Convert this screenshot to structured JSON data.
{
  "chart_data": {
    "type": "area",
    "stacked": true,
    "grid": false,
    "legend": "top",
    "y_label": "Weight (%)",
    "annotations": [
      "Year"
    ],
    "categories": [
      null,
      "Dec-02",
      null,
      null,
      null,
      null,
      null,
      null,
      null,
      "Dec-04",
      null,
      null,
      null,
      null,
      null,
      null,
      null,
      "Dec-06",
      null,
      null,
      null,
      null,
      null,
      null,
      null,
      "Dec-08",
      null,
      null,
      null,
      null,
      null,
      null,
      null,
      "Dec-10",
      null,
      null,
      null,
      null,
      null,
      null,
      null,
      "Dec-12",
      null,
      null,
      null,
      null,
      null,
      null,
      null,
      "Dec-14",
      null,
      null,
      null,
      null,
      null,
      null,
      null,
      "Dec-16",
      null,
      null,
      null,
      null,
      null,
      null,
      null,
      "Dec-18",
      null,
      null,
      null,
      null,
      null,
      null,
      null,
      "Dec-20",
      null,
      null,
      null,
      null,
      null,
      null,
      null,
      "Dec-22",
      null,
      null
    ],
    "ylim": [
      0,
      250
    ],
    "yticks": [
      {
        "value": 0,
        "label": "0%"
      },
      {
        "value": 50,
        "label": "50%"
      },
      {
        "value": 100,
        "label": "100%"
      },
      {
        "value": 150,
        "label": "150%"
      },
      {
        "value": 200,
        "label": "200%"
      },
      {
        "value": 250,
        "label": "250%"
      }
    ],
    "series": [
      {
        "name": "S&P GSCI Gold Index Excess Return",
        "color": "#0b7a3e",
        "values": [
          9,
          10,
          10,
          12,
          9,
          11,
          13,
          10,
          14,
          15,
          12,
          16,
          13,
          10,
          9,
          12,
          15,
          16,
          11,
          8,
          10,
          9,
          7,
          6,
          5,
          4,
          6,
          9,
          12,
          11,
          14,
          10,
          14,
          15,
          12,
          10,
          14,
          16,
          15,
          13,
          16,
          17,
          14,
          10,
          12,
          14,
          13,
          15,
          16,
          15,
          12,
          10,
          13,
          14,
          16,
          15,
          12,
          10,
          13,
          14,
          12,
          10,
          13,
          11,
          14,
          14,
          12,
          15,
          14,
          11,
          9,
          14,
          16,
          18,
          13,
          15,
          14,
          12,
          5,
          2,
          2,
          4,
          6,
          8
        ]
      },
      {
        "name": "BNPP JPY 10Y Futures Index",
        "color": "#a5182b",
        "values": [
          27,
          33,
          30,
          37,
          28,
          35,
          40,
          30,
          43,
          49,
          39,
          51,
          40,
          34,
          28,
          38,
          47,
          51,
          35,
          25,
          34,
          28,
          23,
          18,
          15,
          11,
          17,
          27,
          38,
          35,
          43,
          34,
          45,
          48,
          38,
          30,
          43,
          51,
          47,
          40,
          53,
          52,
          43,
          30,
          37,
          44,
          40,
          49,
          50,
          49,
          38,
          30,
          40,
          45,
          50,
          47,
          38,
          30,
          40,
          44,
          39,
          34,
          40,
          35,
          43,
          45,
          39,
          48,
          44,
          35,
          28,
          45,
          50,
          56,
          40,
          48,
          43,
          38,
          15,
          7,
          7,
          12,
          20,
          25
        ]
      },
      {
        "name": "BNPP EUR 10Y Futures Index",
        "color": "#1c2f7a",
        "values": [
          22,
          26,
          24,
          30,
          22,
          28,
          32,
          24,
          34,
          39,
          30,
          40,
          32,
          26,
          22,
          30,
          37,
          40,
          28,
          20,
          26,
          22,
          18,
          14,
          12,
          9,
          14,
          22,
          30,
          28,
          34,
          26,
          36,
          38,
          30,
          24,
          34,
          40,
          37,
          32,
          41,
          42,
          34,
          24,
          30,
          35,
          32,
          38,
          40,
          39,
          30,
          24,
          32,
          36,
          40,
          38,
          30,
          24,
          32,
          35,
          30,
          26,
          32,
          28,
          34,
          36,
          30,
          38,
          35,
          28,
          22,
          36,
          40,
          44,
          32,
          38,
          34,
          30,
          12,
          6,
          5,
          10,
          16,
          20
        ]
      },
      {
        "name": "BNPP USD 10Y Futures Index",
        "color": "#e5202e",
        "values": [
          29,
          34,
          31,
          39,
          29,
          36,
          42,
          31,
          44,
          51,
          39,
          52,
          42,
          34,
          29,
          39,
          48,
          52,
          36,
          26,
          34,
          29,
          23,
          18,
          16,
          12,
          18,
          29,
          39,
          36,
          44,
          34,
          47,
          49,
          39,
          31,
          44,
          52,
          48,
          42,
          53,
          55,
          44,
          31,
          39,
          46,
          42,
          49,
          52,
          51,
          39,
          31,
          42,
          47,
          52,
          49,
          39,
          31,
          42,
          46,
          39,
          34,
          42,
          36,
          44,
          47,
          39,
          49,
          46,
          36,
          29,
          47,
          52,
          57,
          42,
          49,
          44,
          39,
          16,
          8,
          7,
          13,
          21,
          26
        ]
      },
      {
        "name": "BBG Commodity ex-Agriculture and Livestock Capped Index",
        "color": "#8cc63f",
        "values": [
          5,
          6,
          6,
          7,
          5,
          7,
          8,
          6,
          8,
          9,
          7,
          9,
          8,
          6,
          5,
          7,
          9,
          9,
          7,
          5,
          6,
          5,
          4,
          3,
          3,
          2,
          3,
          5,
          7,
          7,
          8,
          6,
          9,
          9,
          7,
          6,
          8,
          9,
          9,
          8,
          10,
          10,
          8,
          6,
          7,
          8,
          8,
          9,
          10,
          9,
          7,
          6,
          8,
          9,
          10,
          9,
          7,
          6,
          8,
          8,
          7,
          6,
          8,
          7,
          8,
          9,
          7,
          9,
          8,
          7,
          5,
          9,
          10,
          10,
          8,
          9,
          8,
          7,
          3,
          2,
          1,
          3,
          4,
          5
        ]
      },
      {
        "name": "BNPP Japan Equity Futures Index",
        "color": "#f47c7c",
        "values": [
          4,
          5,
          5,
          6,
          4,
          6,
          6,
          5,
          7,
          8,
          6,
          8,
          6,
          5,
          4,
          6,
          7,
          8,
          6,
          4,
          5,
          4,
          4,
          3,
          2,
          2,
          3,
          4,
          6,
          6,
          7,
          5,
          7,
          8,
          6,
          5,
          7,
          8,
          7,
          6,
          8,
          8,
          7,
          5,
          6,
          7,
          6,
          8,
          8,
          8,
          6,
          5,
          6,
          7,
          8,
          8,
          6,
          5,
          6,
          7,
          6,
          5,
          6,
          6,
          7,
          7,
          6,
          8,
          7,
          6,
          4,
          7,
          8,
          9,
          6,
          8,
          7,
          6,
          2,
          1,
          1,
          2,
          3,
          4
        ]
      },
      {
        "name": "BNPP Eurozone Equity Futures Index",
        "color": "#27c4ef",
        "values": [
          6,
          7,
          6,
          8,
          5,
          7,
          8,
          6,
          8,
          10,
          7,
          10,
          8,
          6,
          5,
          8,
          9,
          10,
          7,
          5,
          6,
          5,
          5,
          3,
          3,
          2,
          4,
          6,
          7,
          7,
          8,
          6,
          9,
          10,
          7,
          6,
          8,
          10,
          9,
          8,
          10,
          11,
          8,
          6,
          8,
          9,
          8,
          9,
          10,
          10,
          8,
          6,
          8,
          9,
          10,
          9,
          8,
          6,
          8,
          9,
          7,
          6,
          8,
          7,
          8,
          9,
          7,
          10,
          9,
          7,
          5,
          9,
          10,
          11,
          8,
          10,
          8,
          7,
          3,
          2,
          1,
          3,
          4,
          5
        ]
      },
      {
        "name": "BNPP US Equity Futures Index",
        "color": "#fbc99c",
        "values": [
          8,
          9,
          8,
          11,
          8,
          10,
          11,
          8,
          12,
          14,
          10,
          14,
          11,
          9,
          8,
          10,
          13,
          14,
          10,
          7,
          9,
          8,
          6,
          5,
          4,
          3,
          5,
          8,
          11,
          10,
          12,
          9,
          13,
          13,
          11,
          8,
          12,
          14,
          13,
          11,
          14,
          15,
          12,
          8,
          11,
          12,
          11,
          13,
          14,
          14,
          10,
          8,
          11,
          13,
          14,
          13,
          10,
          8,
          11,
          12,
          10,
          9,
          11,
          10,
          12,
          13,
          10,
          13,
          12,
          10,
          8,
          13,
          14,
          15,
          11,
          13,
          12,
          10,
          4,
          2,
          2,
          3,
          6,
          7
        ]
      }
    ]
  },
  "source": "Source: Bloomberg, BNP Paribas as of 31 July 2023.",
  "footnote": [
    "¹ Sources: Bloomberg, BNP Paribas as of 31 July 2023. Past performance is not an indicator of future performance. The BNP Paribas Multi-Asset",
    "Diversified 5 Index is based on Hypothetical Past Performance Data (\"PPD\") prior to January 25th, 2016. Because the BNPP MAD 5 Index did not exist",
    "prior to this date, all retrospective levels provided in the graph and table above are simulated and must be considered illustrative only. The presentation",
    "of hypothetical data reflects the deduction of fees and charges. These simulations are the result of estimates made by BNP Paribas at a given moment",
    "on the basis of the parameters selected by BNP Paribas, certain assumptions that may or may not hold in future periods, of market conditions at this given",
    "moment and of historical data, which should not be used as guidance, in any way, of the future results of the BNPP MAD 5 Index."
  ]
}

• **THE EXERCISE**
Where a line contains "Past", copy that line.

• **EXERCISE ANSWER**
    "¹ Sources: Bloomberg, BNP Paribas as of 31 July 2023. Past performance is not an indicator of future performance. The BNP Paribas Multi-Asset",
    "Diversified 5 Index is based on Hypothetical Past Performance Data (\"PPD\") prior to January 25th, 2016. Because the BNPP MAD 5 Index did not exist",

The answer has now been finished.